Data drawn from a collection

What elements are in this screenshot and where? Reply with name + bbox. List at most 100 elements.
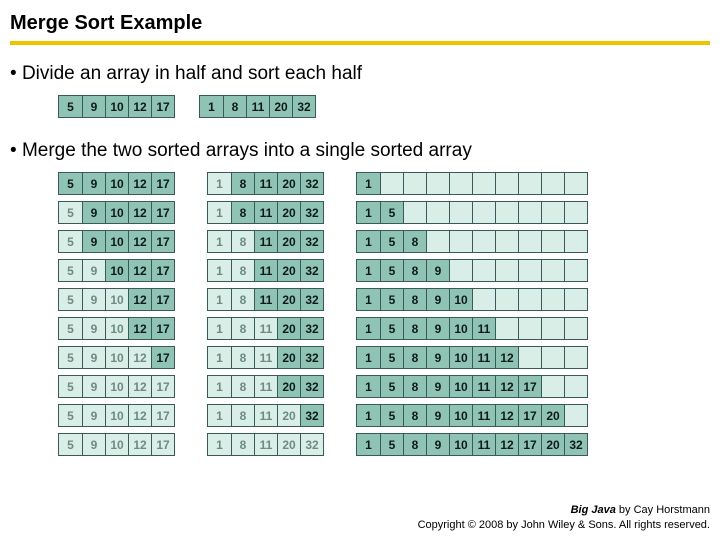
array-cell bbox=[541, 231, 564, 252]
step-left-array: 59101217 bbox=[58, 404, 175, 427]
array-cell: 20 bbox=[277, 289, 300, 310]
array-cell: 1 bbox=[208, 434, 231, 455]
array-cell bbox=[495, 289, 518, 310]
array-cell: 32 bbox=[300, 434, 323, 455]
array-cell: 10 bbox=[105, 231, 128, 252]
array-cell: 5 bbox=[59, 347, 82, 368]
array-cell: 20 bbox=[541, 405, 564, 426]
array-cell: 17 bbox=[151, 260, 174, 281]
array-cell: 5 bbox=[59, 231, 82, 252]
array-cell: 1 bbox=[357, 173, 380, 194]
array-cell: 20 bbox=[277, 376, 300, 397]
array-cell bbox=[518, 231, 541, 252]
array-cell bbox=[472, 289, 495, 310]
array-cell: 5 bbox=[59, 405, 82, 426]
array-cell: 12 bbox=[128, 231, 151, 252]
array-cell: 9 bbox=[82, 173, 105, 194]
footer-line-1: Big Java by Cay Horstmann bbox=[418, 503, 710, 517]
array-cell bbox=[472, 231, 495, 252]
array-cell: 12 bbox=[128, 318, 151, 339]
array-cell: 1 bbox=[208, 260, 231, 281]
array-cell: 11 bbox=[472, 376, 495, 397]
step-left-array: 59101217 bbox=[58, 172, 175, 195]
merge-col-right: 1811203218112032181120321811203218112032… bbox=[207, 172, 324, 456]
array-cell: 8 bbox=[231, 347, 254, 368]
array-cell: 11 bbox=[246, 96, 269, 117]
array-cell bbox=[495, 318, 518, 339]
array-cell: 9 bbox=[82, 347, 105, 368]
array-cell: 17 bbox=[151, 173, 174, 194]
step-left-array: 59101217 bbox=[58, 433, 175, 456]
array-cell: 12 bbox=[495, 434, 518, 455]
array-cell: 12 bbox=[128, 405, 151, 426]
array-cell: 20 bbox=[277, 318, 300, 339]
array-cell: 8 bbox=[231, 405, 254, 426]
array-cell: 17 bbox=[151, 96, 174, 117]
array-cell: 5 bbox=[380, 376, 403, 397]
array-cell: 17 bbox=[151, 289, 174, 310]
array-cell: 32 bbox=[300, 202, 323, 223]
array-cell: 5 bbox=[380, 347, 403, 368]
footer-copyright: Copyright © 2008 by John Wiley & Sons. A… bbox=[418, 518, 710, 532]
array-cell: 11 bbox=[472, 347, 495, 368]
array-cell: 8 bbox=[403, 405, 426, 426]
array-cell bbox=[518, 173, 541, 194]
array-cell: 10 bbox=[105, 318, 128, 339]
array-cell: 8 bbox=[231, 318, 254, 339]
array-cell bbox=[564, 405, 587, 426]
array-cell: 8 bbox=[231, 434, 254, 455]
array-cell: 8 bbox=[231, 231, 254, 252]
array-cell: 32 bbox=[300, 318, 323, 339]
array-cell: 5 bbox=[380, 318, 403, 339]
array-cell bbox=[449, 202, 472, 223]
array-cell bbox=[564, 289, 587, 310]
step-result-array: 15 bbox=[356, 201, 588, 224]
array-cell: 20 bbox=[277, 434, 300, 455]
step-left-array: 59101217 bbox=[58, 375, 175, 398]
array-cell: 10 bbox=[449, 376, 472, 397]
array-cell: 12 bbox=[128, 289, 151, 310]
array-cell: 10 bbox=[105, 202, 128, 223]
array-cell: 32 bbox=[300, 405, 323, 426]
step-right-array: 18112032 bbox=[207, 259, 324, 282]
array-cell: 1 bbox=[357, 405, 380, 426]
array-cell: 9 bbox=[82, 405, 105, 426]
array-cell bbox=[541, 173, 564, 194]
array-cell bbox=[564, 202, 587, 223]
array-cell: 1 bbox=[208, 318, 231, 339]
array-cell bbox=[541, 347, 564, 368]
array-cell bbox=[541, 260, 564, 281]
step-result-array: 15891011121720 bbox=[356, 404, 588, 427]
array-cell: 10 bbox=[449, 434, 472, 455]
array-cell: 20 bbox=[541, 434, 564, 455]
array-cell: 12 bbox=[128, 96, 151, 117]
array-cell: 1 bbox=[200, 96, 223, 117]
array-cell: 5 bbox=[59, 318, 82, 339]
array-cell: 11 bbox=[254, 347, 277, 368]
array-cell: 32 bbox=[564, 434, 587, 455]
array-cell: 1 bbox=[357, 202, 380, 223]
array-cell: 8 bbox=[231, 173, 254, 194]
bullet-divide-text: Divide an array in half and sort each ha… bbox=[22, 63, 362, 84]
step-right-array: 18112032 bbox=[207, 404, 324, 427]
array-cell: 8 bbox=[403, 260, 426, 281]
array-cell bbox=[472, 202, 495, 223]
array-cell bbox=[426, 202, 449, 223]
array-cell: 11 bbox=[472, 434, 495, 455]
array-cell: 17 bbox=[151, 376, 174, 397]
array-cell: 5 bbox=[380, 405, 403, 426]
array-cell bbox=[564, 231, 587, 252]
array-cell bbox=[518, 260, 541, 281]
array-cell: 10 bbox=[105, 434, 128, 455]
array-cell: 9 bbox=[82, 96, 105, 117]
array-cell: 8 bbox=[231, 289, 254, 310]
array-cell: 9 bbox=[82, 376, 105, 397]
array-cell: 5 bbox=[59, 202, 82, 223]
array-cell bbox=[541, 376, 564, 397]
array-cell bbox=[403, 173, 426, 194]
array-cell: 9 bbox=[82, 318, 105, 339]
step-right-array: 18112032 bbox=[207, 375, 324, 398]
array-cell: 17 bbox=[151, 405, 174, 426]
array-cell: 11 bbox=[472, 405, 495, 426]
array-cell: 9 bbox=[426, 318, 449, 339]
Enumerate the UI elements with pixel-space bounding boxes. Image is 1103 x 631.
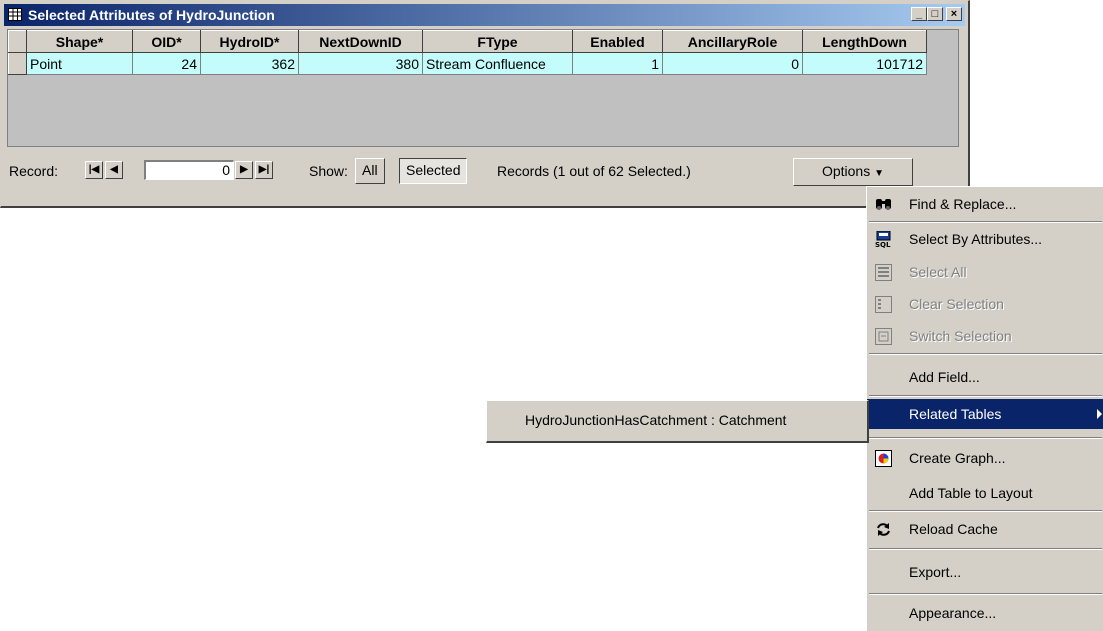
menu-item-add-field[interactable]: Add Field... (869, 362, 1103, 392)
table-row[interactable]: Point 24 362 380 Stream Confluence 1 0 1… (8, 52, 927, 75)
svg-text:SQL: SQL (875, 241, 891, 248)
menu-item-clear-selection[interactable]: Clear Selection (869, 289, 1103, 319)
close-icon: × (950, 8, 958, 20)
menu-item-label: Clear Selection (909, 296, 1004, 312)
menu-item-label: Appearance... (909, 605, 997, 621)
column-header[interactable]: HydroID* (200, 30, 299, 53)
previous-icon: ◀ (110, 164, 118, 175)
attribute-grid[interactable]: Shape* OID* HydroID* NextDownID FType En… (7, 29, 959, 147)
menu-item-switch-selection[interactable]: Switch Selection (869, 321, 1103, 351)
minimize-button[interactable]: _ (911, 7, 927, 21)
sql-icon: SQL (875, 231, 891, 248)
options-menu: Find & Replace... SQL Select By Attribut… (866, 186, 1103, 631)
attribute-table: Shape* OID* HydroID* NextDownID FType En… (8, 30, 927, 75)
minimize-icon: _ (915, 8, 923, 20)
table-cell[interactable]: 362 (200, 52, 299, 75)
menu-item-label: Add Field... (909, 369, 980, 385)
menu-item-select-all[interactable]: Select All (869, 257, 1103, 287)
graph-icon (875, 450, 892, 467)
switch-selection-icon (875, 328, 892, 345)
menu-item-label: Switch Selection (909, 328, 1012, 344)
last-icon: ▶| (258, 164, 270, 175)
previous-record-button[interactable]: ◀ (105, 161, 123, 179)
column-header[interactable]: LengthDown (802, 30, 927, 53)
next-icon: ▶ (240, 164, 248, 175)
menu-item-label: Select By Attributes... (909, 231, 1043, 247)
column-header[interactable]: OID* (132, 30, 201, 53)
related-tables-submenu: HydroJunctionHasCatchment : Catchment (486, 400, 869, 443)
menu-separator (869, 593, 1102, 595)
show-label: Show: (309, 163, 348, 179)
options-button[interactable]: Options ▼ (793, 158, 913, 186)
maximize-icon: □ (931, 8, 939, 20)
menu-separator (869, 221, 1102, 223)
next-record-button[interactable]: ▶ (235, 161, 253, 179)
table-icon (8, 8, 22, 21)
close-button[interactable]: × (946, 7, 962, 21)
show-selected-button[interactable]: Selected (399, 158, 468, 184)
table-cell[interactable]: 0 (662, 52, 803, 75)
maximize-button[interactable]: □ (927, 7, 943, 21)
options-label: Options (821, 163, 871, 179)
column-header[interactable]: Shape* (26, 30, 133, 53)
menu-item-reload-cache[interactable]: Reload Cache (869, 514, 1103, 544)
menu-separator (869, 548, 1102, 550)
menu-separator (869, 437, 1102, 439)
submenu-arrow-icon (1097, 409, 1102, 419)
menu-item-label: Create Graph... (909, 450, 1006, 466)
record-number-input[interactable]: 0 (144, 160, 234, 180)
menu-item-export[interactable]: Export... (869, 557, 1103, 587)
menu-item-select-by-attributes[interactable]: SQL Select By Attributes... (869, 224, 1103, 254)
table-cell[interactable]: Point (26, 52, 133, 75)
select-all-icon (875, 264, 892, 281)
window-titlebar[interactable]: Selected Attributes of HydroJunction _ □… (4, 4, 965, 26)
row-selector-header (8, 30, 27, 53)
column-header[interactable]: NextDownID (298, 30, 423, 53)
last-record-button[interactable]: ▶| (255, 161, 273, 179)
reload-icon (877, 523, 890, 536)
column-header[interactable]: Enabled (572, 30, 663, 53)
menu-separator (869, 510, 1102, 512)
menu-item-label: Find & Replace... (909, 196, 1017, 212)
show-all-button[interactable]: All (355, 158, 385, 184)
column-header[interactable]: AncillaryRole (662, 30, 803, 53)
window-title: Selected Attributes of HydroJunction (28, 7, 275, 23)
table-cell[interactable]: 380 (298, 52, 423, 75)
record-label: Record: (9, 163, 59, 179)
table-cell[interactable]: Stream Confluence (422, 52, 573, 75)
menu-item-label: Add Table to Layout (909, 485, 1033, 501)
row-selector[interactable] (8, 52, 27, 75)
menu-item-find-replace[interactable]: Find & Replace... (869, 189, 1103, 219)
first-icon: |◀ (88, 164, 100, 175)
submenu-item-hydrojunction-catchment[interactable]: HydroJunctionHasCatchment : Catchment (525, 412, 786, 428)
menu-separator (869, 353, 1102, 355)
table-cell[interactable]: 24 (132, 52, 201, 75)
first-record-button[interactable]: |◀ (85, 161, 103, 179)
dropdown-arrow-icon: ▼ (874, 168, 885, 179)
binoculars-icon (876, 199, 891, 210)
clear-selection-icon (875, 296, 892, 313)
table-cell[interactable]: 101712 (802, 52, 927, 75)
column-header[interactable]: FType (422, 30, 573, 53)
attributes-window: Selected Attributes of HydroJunction _ □… (0, 0, 970, 208)
menu-item-related-tables[interactable]: Related Tables (867, 399, 1103, 429)
table-header-row: Shape* OID* HydroID* NextDownID FType En… (8, 30, 927, 53)
menu-separator (869, 395, 1102, 397)
menu-item-label: Select All (909, 264, 967, 280)
records-count-text: Records (1 out of 62 Selected.) (497, 163, 691, 179)
menu-item-label: Reload Cache (909, 521, 998, 537)
status-bar: Record: |◀ ◀ 0 ▶ ▶| Show: All Selected R… (7, 155, 959, 189)
menu-item-add-table-to-layout[interactable]: Add Table to Layout (869, 478, 1103, 508)
table-cell[interactable]: 1 (572, 52, 663, 75)
menu-item-label: Related Tables (909, 406, 1002, 422)
menu-item-create-graph[interactable]: Create Graph... (869, 443, 1103, 473)
menu-item-label: Export... (909, 564, 962, 580)
menu-item-appearance[interactable]: Appearance... (869, 598, 1103, 628)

* [Prompt]: Please rewrite the part of the listing from the line containing "menu-item-add-field[interactable]: Add Field..." down to the line containing "attribute-table: Shape* OID*", both included, as a numbered list with blank lines left out.

* [Correct answer]:
1. menu-item-add-field[interactable]: Add Field... (869, 362, 1103, 392)
2. table-row[interactable]: Point 24 362 380 Stream Confluence 1 0 1… (8, 52, 927, 75)
3. svg-text:SQL: SQL (875, 241, 891, 248)
4. menu-item-clear-selection[interactable]: Clear Selection (869, 289, 1103, 319)
5. close-icon: × (950, 8, 958, 20)
6. menu-item-label: Clear Selection (909, 296, 1004, 312)
7. menu-item-label: Appearance... (909, 605, 997, 621)
8. column-header[interactable]: HydroID* (200, 30, 299, 53)
9. previous-icon: ◀ (110, 164, 118, 175)
10. attribute-grid[interactable]: Shape* OID* HydroID* NextDownID FType En… (7, 29, 959, 147)
11. menu-item-switch-selection[interactable]: Switch Selection (869, 321, 1103, 351)
12. minimize-button[interactable]: _ (911, 7, 927, 21)
13. sql-icon: SQL (875, 231, 891, 248)
14. options-menu: Find & Replace... SQL Select By Attribut… (866, 186, 1103, 631)
15. attribute-table: Shape* OID* HydroID* NextDownID FType En… (8, 30, 927, 75)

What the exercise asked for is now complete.